(AIM OF THE EXERCISE)
Show, in full, each line of the data that contains "Home".

(Extracted records)
START
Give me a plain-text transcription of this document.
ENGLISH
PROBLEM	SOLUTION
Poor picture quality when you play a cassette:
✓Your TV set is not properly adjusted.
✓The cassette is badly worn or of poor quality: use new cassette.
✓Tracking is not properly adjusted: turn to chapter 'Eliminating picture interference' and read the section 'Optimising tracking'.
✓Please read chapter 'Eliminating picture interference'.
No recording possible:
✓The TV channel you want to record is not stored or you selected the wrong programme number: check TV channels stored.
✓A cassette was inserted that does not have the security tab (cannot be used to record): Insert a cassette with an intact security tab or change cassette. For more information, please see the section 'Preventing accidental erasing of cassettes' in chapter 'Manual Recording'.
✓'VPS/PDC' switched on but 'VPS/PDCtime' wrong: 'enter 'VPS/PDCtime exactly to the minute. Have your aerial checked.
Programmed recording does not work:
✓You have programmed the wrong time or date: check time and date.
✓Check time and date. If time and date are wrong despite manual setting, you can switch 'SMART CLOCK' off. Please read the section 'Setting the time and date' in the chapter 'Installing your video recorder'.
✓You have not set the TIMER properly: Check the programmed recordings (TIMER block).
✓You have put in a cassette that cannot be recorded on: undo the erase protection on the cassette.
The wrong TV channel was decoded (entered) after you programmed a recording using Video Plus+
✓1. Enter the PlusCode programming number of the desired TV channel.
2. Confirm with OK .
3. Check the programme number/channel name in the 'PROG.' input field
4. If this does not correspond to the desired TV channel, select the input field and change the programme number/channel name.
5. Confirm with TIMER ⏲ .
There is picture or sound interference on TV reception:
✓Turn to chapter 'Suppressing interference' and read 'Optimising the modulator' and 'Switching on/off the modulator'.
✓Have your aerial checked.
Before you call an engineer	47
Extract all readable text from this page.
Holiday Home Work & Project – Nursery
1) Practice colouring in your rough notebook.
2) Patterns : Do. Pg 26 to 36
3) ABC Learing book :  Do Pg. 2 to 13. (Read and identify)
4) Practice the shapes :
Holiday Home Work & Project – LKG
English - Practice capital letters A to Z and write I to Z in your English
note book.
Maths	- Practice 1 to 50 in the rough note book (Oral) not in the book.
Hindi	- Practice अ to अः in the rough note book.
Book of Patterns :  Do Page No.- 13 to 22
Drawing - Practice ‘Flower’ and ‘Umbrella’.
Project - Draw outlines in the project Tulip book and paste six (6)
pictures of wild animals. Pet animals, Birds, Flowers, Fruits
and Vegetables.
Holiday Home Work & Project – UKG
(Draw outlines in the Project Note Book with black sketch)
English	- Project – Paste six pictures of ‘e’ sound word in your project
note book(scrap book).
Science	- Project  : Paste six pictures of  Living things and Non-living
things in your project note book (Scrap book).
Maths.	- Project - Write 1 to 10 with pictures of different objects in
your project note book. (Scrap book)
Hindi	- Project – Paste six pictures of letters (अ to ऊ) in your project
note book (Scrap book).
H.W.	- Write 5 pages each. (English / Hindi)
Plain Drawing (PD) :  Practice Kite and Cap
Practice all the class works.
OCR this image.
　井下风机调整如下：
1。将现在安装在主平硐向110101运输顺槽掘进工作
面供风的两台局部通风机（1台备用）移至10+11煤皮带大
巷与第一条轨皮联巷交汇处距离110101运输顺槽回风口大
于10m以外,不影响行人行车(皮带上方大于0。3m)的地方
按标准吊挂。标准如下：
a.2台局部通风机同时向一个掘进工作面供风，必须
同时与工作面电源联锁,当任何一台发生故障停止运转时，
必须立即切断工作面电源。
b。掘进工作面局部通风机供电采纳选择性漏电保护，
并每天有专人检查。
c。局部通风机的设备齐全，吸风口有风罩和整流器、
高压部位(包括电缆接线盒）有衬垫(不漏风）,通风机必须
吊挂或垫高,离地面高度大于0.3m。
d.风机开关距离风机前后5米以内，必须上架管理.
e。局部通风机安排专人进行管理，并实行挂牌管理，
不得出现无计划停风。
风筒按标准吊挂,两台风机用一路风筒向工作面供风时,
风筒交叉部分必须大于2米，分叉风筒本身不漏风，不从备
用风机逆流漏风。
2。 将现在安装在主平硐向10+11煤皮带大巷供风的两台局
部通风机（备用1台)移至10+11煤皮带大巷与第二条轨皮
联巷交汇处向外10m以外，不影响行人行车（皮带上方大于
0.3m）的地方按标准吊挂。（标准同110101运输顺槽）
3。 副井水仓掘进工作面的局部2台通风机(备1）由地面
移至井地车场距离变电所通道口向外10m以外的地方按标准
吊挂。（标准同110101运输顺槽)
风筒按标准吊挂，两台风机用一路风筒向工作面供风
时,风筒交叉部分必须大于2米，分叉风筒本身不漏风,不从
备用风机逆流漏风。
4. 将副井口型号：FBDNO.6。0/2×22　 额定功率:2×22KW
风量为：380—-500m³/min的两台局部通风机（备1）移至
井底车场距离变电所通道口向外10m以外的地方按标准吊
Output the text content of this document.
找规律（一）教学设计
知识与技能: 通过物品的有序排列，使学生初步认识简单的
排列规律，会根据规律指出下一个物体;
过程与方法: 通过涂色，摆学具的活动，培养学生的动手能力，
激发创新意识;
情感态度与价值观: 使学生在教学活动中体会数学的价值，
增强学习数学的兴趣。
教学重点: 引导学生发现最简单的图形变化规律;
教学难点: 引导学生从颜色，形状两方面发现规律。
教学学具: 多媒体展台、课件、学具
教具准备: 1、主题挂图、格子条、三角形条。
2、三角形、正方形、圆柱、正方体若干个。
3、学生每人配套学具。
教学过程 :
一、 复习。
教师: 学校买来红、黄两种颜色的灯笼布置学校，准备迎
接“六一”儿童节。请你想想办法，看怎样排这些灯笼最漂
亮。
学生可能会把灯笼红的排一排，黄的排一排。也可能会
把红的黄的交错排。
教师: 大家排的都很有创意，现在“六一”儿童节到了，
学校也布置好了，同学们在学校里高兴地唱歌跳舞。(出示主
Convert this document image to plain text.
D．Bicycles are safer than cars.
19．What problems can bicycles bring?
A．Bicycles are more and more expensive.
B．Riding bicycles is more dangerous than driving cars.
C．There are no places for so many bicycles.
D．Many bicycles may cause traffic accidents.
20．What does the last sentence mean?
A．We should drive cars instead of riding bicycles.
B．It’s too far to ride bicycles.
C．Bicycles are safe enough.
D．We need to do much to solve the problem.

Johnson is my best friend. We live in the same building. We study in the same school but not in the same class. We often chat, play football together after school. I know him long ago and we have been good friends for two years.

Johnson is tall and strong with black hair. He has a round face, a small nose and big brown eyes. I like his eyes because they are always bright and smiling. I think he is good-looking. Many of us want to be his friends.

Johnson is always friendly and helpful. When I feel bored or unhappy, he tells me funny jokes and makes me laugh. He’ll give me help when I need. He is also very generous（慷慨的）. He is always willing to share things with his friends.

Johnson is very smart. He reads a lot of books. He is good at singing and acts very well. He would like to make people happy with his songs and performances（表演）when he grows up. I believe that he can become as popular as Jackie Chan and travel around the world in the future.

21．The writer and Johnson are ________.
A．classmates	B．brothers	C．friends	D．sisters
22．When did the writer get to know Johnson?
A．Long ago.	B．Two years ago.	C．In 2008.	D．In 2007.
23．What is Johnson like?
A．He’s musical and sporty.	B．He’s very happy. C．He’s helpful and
END
(CORRECT RESPONSE)
Holiday Home Work & Project – Nursery
Holiday Home Work & Project – LKG
Holiday Home Work & Project – UKG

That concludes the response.